(Records from a collection of figures)
>> BEGIN

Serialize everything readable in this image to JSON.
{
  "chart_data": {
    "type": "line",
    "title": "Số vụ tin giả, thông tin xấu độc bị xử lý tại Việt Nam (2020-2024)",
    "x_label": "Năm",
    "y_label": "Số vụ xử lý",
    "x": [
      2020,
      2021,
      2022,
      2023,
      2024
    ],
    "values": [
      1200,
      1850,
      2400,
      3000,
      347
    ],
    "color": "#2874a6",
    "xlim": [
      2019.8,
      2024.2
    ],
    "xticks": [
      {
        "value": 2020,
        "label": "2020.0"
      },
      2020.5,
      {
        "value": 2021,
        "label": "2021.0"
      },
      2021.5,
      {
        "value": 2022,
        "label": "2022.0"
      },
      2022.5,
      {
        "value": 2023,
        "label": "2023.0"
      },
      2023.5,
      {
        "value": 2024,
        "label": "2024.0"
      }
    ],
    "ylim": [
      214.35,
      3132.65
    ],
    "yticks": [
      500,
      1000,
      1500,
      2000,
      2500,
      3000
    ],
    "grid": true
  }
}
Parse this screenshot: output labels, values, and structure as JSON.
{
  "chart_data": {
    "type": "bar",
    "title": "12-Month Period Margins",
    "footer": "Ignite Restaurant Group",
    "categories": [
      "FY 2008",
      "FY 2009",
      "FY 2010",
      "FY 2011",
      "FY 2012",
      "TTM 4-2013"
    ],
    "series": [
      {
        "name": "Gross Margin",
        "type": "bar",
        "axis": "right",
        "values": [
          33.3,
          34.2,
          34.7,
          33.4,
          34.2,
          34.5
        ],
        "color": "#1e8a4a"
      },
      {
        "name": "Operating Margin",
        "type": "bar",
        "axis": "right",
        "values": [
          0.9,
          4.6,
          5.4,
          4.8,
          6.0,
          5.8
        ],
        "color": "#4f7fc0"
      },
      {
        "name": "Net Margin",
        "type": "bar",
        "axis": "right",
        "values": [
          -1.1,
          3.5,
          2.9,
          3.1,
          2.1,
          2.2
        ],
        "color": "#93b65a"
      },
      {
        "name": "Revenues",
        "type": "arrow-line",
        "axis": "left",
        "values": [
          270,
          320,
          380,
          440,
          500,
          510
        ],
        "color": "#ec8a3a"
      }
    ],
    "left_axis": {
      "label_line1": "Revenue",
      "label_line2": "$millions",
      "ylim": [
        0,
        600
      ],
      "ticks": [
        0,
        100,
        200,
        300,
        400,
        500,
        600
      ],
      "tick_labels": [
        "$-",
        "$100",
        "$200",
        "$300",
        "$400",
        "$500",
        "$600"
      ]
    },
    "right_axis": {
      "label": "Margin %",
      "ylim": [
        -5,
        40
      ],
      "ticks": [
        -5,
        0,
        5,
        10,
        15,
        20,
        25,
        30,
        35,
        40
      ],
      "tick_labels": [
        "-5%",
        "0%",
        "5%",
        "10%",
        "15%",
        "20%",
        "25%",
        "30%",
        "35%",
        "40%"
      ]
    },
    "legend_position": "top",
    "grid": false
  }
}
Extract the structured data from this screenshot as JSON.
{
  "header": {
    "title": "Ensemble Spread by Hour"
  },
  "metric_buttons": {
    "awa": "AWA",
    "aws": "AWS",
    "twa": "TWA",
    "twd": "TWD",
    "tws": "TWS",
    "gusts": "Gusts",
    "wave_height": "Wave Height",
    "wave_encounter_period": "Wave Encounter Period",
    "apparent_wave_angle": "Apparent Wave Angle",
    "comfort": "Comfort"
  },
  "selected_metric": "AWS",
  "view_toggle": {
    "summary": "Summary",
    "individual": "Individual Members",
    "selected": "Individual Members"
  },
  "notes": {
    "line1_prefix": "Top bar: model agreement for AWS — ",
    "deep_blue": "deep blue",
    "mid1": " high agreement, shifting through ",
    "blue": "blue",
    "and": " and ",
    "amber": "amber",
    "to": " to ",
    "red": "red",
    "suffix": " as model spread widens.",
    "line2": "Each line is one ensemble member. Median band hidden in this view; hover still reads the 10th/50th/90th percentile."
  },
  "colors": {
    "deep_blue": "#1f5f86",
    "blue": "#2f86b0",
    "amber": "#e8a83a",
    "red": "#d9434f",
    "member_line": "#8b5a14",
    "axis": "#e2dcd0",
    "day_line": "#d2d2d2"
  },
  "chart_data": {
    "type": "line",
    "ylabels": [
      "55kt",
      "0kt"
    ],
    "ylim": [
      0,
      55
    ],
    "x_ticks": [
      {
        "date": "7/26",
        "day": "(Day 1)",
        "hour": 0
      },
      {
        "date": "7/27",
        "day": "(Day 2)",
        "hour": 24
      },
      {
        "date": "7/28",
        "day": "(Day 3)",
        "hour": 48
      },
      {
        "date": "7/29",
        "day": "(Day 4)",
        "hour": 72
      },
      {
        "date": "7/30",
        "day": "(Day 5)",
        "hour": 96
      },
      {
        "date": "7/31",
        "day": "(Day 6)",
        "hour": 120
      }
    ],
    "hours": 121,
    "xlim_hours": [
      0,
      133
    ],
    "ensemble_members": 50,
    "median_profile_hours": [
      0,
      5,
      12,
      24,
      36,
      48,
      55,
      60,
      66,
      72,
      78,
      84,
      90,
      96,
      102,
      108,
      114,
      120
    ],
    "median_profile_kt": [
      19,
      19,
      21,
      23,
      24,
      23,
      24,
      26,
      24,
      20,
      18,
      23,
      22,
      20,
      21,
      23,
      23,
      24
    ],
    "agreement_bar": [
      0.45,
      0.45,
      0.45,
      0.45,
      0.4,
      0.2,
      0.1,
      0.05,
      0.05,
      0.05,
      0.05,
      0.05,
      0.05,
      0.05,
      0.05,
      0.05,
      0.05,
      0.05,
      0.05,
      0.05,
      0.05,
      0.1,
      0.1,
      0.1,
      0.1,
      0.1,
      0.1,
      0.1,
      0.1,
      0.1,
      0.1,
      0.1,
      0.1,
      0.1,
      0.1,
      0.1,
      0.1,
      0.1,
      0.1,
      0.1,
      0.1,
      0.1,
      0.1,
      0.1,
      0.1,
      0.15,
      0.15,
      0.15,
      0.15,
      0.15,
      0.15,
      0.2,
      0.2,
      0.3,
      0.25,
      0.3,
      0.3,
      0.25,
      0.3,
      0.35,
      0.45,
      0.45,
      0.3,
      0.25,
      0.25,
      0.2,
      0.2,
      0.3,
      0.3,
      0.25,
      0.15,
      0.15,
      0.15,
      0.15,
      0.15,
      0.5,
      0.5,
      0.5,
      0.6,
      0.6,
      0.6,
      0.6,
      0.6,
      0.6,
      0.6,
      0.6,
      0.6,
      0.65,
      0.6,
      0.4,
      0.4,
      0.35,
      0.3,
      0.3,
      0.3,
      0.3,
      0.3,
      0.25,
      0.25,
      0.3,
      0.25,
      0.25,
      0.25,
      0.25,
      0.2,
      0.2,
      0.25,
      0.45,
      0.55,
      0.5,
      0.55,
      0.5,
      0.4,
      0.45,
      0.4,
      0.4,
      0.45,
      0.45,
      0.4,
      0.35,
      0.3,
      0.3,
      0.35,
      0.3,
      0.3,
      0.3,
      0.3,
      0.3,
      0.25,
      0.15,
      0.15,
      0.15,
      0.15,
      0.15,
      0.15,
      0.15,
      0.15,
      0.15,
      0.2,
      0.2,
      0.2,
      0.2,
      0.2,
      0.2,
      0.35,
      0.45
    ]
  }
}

>> END

- Stated task
Copy out the material above in its entirety. Every detail must match.

- Completed exercise
Serialize everything readable in this image to JSON.
{
  "chart_data": {
    "type": "line",
    "title": "Số vụ tin giả, thông tin xấu độc bị xử lý tại Việt Nam (2020-2024)",
    "x_label": "Năm",
    "y_label": "Số vụ xử lý",
    "x": [
      2020,
      2021,
      2022,
      2023,
      2024
    ],
    "values": [
      1200,
      1850,
      2400,
      3000,
      347
    ],
    "color": "#2874a6",
    "xlim": [
      2019.8,
      2024.2
    ],
    "xticks": [
      {
        "value": 2020,
        "label": "2020.0"
      },
      2020.5,
      {
        "value": 2021,
        "label": "2021.0"
      },
      2021.5,
      {
        "value": 2022,
        "label": "2022.0"
      },
      2022.5,
      {
        "value": 2023,
        "label": "2023.0"
      },
      2023.5,
      {
        "value": 2024,
        "label": "2024.0"
      }
    ],
    "ylim": [
      214.35,
      3132.65
    ],
    "yticks": [
      500,
      1000,
      1500,
      2000,
      2500,
      3000
    ],
    "grid": true
  }
}
Parse this screenshot: output labels, values, and structure as JSON.
{
  "chart_data": {
    "type": "bar",
    "title": "12-Month Period Margins",
    "footer": "Ignite Restaurant Group",
    "categories": [
      "FY 2008",
      "FY 2009",
      "FY 2010",
      "FY 2011",
      "FY 2012",
      "TTM 4-2013"
    ],
    "series": [
      {
        "name": "Gross Margin",
        "type": "bar",
        "axis": "right",
        "values": [
          33.3,
          34.2,
          34.7,
          33.4,
          34.2,
          34.5
        ],
        "color": "#1e8a4a"
      },
      {
        "name": "Operating Margin",
        "type": "bar",
        "axis": "right",
        "values": [
          0.9,
          4.6,
          5.4,
          4.8,
          6.0,
          5.8
        ],
        "color": "#4f7fc0"
      },
      {
        "name": "Net Margin",
        "type": "bar",
        "axis": "right",
        "values": [
          -1.1,
          3.5,
          2.9,
          3.1,
          2.1,
          2.2
        ],
        "color": "#93b65a"
      },
      {
        "name": "Revenues",
        "type": "arrow-line",
        "axis": "left",
        "values": [
          270,
          320,
          380,
          440,
          500,
          510
        ],
        "color": "#ec8a3a"
      }
    ],
    "left_axis": {
      "label_line1": "Revenue",
      "label_line2": "$millions",
      "ylim": [
        0,
        600
      ],
      "ticks": [
        0,
        100,
        200,
        300,
        400,
        500,
        600
      ],
      "tick_labels": [
        "$-",
        "$100",
        "$200",
        "$300",
        "$400",
        "$500",
        "$600"
      ]
    },
    "right_axis": {
      "label": "Margin %",
      "ylim": [
        -5,
        40
      ],
      "ticks": [
        -5,
        0,
        5,
        10,
        15,
        20,
        25,
        30,
        35,
        40
      ],
      "tick_labels": [
        "-5%",
        "0%",
        "5%",
        "10%",
        "15%",
        "20%",
        "25%",
        "30%",
        "35%",
        "40%"
      ]
    },
    "legend_position": "top",
    "grid": false
  }
}
Extract the structured data from this screenshot as JSON.
{
  "header": {
    "title": "Ensemble Spread by Hour"
  },
  "metric_buttons": {
    "awa": "AWA",
    "aws": "AWS",
    "twa": "TWA",
    "twd": "TWD",
    "tws": "TWS",
    "gusts": "Gusts",
    "wave_height": "Wave Height",
    "wave_encounter_period": "Wave Encounter Period",
    "apparent_wave_angle": "Apparent Wave Angle",
    "comfort": "Comfort"
  },
  "selected_metric": "AWS",
  "view_toggle": {
    "summary": "Summary",
    "individual": "Individual Members",
    "selected": "Individual Members"
  },
  "notes": {
    "line1_prefix": "Top bar: model agreement for AWS — ",
    "deep_blue": "deep blue",
    "mid1": " high agreement, shifting through ",
    "blue": "blue",
    "and": " and ",
    "amber": "amber",
    "to": " to ",
    "red": "red",
    "suffix": " as model spread widens.",
    "line2": "Each line is one ensemble member. Median band hidden in this view; hover still reads the 10th/50th/90th percentile."
  },
  "colors": {
    "deep_blue": "#1f5f86",
    "blue": "#2f86b0",
    "amber": "#e8a83a",
    "red": "#d9434f",
    "member_line": "#8b5a14",
    "axis": "#e2dcd0",
    "day_line": "#d2d2d2"
  },
  "chart_data": {
    "type": "line",
    "ylabels": [
      "55kt",
      "0kt"
    ],
    "ylim": [
      0,
      55
    ],
    "x_ticks": [
      {
        "date": "7/26",
        "day": "(Day 1)",
        "hour": 0
      },
      {
        "date": "7/27",
        "day": "(Day 2)",
        "hour": 24
      },
      {
        "date": "7/28",
        "day": "(Day 3)",
        "hour": 48
      },
      {
        "date": "7/29",
        "day": "(Day 4)",
        "hour": 72
      },
      {
        "date": "7/30",
        "day": "(Day 5)",
        "hour": 96
      },
      {
        "date": "7/31",
        "day": "(Day 6)",
        "hour": 120
      }
    ],
    "hours": 121,
    "xlim_hours": [
      0,
      133
    ],
    "ensemble_members": 50,
    "median_profile_hours": [
      0,
      5,
      12,
      24,
      36,
      48,
      55,
      60,
      66,
      72,
      78,
      84,
      90,
      96,
      102,
      108,
      114,
      120
    ],
    "median_profile_kt": [
      19,
      19,
      21,
      23,
      24,
      23,
      24,
      26,
      24,
      20,
      18,
      23,
      22,
      20,
      21,
      23,
      23,
      24
    ],
    "agreement_bar": [
      0.45,
      0.45,
      0.45,
      0.45,
      0.4,
      0.2,
      0.1,
      0.05,
      0.05,
      0.05,
      0.05,
      0.05,
      0.05,
      0.05,
      0.05,
      0.05,
      0.05,
      0.05,
      0.05,
      0.05,
      0.05,
      0.1,
      0.1,
      0.1,
      0.1,
      0.1,
      0.1,
      0.1,
      0.1,
      0.1,
      0.1,
      0.1,
      0.1,
      0.1,
      0.1,
      0.1,
      0.1,
      0.1,
      0.1,
      0.1,
      0.1,
      0.1,
      0.1,
      0.1,
      0.1,
      0.15,
      0.15,
      0.15,
      0.15,
      0.15,
      0.15,
      0.2,
      0.2,
      0.3,
      0.25,
      0.3,
      0.3,
      0.25,
      0.3,
      0.35,
      0.45,
      0.45,
      0.3,
      0.25,
      0.25,
      0.2,
      0.2,
      0.3,
      0.3,
      0.25,
      0.15,
      0.15,
      0.15,
      0.15,
      0.15,
      0.5,
      0.5,
      0.5,
      0.6,
      0.6,
      0.6,
      0.6,
      0.6,
      0.6,
      0.6,
      0.6,
      0.6,
      0.65,
      0.6,
      0.4,
      0.4,
      0.35,
      0.3,
      0.3,
      0.3,
      0.3,
      0.3,
      0.25,
      0.25,
      0.3,
      0.25,
      0.25,
      0.25,
      0.25,
      0.2,
      0.2,
      0.25,
      0.45,
      0.55,
      0.5,
      0.55,
      0.5,
      0.4,
      0.45,
      0.4,
      0.4,
      0.45,
      0.45,
      0.4,
      0.35,
      0.3,
      0.3,
      0.35,
      0.3,
      0.3,
      0.3,
      0.3,
      0.3,
      0.25,
      0.15,
      0.15,
      0.15,
      0.15,
      0.15,
      0.15,
      0.15,
      0.15,
      0.15,
      0.2,
      0.2,
      0.2,
      0.2,
      0.2,
      0.2,
      0.35,
      0.45
    ]
  }
}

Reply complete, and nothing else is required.